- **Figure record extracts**
# # # # #

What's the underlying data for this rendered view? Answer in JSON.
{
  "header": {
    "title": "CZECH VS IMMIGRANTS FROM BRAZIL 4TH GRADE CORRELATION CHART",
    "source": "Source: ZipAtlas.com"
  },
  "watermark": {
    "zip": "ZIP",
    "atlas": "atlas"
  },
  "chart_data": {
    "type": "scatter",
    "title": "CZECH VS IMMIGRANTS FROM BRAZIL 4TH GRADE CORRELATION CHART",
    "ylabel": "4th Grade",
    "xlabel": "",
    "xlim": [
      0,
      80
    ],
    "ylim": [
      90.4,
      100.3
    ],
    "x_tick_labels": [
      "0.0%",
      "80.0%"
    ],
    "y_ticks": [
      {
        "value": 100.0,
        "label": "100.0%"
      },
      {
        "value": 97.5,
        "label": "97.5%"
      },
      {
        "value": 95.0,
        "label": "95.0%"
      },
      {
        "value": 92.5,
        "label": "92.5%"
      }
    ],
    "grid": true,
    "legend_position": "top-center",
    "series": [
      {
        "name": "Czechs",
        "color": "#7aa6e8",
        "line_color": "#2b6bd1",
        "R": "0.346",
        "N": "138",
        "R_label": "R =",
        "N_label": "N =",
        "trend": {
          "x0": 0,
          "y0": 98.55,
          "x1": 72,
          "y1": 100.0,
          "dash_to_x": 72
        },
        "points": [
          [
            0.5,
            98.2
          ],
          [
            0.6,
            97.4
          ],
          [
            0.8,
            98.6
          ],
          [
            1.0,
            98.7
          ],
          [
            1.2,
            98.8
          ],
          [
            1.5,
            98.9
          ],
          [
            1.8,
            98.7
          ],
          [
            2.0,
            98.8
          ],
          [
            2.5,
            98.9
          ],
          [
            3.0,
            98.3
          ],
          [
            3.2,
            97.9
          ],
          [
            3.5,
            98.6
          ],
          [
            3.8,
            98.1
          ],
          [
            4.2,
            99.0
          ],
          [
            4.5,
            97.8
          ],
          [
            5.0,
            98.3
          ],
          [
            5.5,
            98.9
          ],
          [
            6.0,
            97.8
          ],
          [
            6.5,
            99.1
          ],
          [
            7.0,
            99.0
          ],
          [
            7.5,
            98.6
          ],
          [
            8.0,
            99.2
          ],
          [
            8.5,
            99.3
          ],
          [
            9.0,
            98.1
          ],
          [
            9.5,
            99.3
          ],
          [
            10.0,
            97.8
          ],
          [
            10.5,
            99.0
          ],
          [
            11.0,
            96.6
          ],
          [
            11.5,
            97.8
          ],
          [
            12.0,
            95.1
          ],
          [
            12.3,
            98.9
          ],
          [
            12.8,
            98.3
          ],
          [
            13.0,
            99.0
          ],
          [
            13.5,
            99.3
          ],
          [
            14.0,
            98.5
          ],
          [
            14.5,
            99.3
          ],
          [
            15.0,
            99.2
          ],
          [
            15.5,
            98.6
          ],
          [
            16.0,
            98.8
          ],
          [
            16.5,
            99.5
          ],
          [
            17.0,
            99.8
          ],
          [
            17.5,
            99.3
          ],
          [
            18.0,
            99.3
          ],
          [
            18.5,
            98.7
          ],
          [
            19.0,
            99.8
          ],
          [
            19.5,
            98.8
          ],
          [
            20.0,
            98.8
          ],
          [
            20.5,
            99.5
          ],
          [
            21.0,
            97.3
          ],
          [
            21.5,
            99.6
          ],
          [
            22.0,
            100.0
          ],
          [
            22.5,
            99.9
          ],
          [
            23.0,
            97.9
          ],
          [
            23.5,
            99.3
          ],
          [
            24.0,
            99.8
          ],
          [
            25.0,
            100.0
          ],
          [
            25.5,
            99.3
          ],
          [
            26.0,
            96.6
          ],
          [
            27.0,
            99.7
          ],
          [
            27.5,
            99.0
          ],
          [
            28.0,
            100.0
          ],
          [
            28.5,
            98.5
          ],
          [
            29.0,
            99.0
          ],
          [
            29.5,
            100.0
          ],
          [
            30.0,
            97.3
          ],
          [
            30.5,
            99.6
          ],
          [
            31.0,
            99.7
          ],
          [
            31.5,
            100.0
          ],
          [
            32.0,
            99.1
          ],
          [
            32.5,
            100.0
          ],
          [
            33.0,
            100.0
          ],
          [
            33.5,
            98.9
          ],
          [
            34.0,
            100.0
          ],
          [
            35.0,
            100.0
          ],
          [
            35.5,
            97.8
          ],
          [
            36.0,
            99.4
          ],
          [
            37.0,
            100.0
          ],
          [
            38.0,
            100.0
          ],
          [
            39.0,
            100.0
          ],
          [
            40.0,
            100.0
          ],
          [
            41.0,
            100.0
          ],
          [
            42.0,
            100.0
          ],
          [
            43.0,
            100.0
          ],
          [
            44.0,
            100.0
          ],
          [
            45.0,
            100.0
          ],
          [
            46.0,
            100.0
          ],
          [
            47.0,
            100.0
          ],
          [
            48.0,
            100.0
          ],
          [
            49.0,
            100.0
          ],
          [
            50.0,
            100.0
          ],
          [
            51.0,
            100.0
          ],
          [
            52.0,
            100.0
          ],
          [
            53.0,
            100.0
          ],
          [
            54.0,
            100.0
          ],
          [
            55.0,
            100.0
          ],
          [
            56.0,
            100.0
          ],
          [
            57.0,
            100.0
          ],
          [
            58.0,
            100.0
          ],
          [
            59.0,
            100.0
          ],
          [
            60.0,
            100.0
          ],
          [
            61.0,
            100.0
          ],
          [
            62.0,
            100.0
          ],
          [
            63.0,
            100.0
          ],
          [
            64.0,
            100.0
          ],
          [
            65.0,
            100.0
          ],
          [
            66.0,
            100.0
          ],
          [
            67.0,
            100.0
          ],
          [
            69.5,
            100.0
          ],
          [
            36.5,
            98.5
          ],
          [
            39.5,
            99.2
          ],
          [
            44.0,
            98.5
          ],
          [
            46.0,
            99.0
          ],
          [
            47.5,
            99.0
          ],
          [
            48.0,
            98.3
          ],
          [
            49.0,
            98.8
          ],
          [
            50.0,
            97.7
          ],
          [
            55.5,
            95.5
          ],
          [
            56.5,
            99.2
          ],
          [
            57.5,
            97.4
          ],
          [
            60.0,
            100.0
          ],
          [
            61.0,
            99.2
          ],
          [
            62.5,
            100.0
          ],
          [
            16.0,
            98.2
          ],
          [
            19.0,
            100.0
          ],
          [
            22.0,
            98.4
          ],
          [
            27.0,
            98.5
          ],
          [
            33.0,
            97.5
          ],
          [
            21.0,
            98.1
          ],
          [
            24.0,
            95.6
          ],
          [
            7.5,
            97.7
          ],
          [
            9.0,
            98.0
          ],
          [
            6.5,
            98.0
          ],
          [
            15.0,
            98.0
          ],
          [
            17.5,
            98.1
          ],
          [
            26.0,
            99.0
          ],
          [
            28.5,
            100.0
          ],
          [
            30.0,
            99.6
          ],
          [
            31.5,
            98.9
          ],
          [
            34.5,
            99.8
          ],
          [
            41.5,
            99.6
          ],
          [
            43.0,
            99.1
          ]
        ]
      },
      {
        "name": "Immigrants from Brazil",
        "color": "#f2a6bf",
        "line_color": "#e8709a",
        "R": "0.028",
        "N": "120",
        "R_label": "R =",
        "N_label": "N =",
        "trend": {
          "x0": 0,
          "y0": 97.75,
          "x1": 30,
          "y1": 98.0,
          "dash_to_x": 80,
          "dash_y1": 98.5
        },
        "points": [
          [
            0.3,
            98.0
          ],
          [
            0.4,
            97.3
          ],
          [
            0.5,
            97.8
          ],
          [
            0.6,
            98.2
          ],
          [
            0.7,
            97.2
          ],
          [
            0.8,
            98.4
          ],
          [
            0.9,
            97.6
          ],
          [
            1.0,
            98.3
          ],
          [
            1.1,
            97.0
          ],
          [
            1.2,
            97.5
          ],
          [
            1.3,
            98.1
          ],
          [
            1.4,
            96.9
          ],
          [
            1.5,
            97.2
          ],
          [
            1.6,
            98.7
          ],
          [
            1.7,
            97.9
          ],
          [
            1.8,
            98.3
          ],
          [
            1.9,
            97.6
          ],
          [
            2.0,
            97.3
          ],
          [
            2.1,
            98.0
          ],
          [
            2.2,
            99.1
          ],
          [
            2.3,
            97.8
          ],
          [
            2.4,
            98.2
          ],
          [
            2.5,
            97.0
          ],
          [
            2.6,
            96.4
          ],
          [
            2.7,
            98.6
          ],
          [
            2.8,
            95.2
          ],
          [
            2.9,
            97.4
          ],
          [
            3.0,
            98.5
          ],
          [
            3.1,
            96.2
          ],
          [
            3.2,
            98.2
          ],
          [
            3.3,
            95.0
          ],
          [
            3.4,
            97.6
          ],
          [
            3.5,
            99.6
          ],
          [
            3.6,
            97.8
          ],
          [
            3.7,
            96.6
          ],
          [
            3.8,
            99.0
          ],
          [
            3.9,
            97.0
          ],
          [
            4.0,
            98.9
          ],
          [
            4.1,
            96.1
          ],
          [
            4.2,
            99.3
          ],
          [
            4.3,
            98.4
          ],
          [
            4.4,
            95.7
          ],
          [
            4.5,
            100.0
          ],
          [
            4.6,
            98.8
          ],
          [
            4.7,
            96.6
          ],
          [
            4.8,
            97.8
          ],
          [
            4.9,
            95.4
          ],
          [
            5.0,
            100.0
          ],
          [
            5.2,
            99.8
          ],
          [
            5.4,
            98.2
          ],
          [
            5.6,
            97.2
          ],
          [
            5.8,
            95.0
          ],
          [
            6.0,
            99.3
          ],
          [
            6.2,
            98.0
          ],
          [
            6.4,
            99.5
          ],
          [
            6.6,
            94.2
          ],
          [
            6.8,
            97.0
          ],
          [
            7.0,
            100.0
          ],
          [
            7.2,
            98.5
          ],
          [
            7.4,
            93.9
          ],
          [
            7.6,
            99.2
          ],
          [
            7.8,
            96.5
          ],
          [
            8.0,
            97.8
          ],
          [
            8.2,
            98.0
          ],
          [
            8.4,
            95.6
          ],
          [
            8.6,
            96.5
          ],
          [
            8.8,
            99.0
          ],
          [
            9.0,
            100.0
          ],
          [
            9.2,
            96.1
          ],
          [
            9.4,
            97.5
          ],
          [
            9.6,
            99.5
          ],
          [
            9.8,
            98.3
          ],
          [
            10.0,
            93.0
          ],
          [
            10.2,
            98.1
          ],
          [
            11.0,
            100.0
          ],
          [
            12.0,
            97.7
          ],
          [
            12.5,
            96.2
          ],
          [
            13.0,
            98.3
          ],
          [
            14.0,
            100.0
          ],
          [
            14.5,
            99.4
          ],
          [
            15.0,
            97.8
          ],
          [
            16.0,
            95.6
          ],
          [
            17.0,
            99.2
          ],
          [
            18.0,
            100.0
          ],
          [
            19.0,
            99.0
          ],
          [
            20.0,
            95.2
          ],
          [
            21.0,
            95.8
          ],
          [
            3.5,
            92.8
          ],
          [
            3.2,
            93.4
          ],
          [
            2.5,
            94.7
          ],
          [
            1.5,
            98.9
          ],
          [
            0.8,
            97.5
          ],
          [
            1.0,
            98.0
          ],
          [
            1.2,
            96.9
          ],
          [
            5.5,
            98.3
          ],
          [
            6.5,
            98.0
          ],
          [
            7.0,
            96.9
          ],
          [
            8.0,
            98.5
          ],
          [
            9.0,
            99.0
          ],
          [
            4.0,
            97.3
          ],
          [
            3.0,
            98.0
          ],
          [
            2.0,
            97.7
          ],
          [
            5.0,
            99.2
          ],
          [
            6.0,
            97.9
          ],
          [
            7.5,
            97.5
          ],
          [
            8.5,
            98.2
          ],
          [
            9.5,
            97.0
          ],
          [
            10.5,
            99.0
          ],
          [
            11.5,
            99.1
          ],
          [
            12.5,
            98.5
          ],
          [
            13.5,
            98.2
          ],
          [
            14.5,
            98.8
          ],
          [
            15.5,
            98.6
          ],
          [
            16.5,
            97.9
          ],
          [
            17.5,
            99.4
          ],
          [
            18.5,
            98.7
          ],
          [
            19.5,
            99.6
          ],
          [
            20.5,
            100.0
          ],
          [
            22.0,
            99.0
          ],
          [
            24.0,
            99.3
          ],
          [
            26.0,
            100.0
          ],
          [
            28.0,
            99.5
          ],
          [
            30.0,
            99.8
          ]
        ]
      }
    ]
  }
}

# # # # #

- **EXERCISE INSTRUCTIONS**
Gather each line in these records that contains the string "name".

- **COMPLETE OUTPUT**
        "name": "Czechs",
        "name": "Immigrants from Brazil",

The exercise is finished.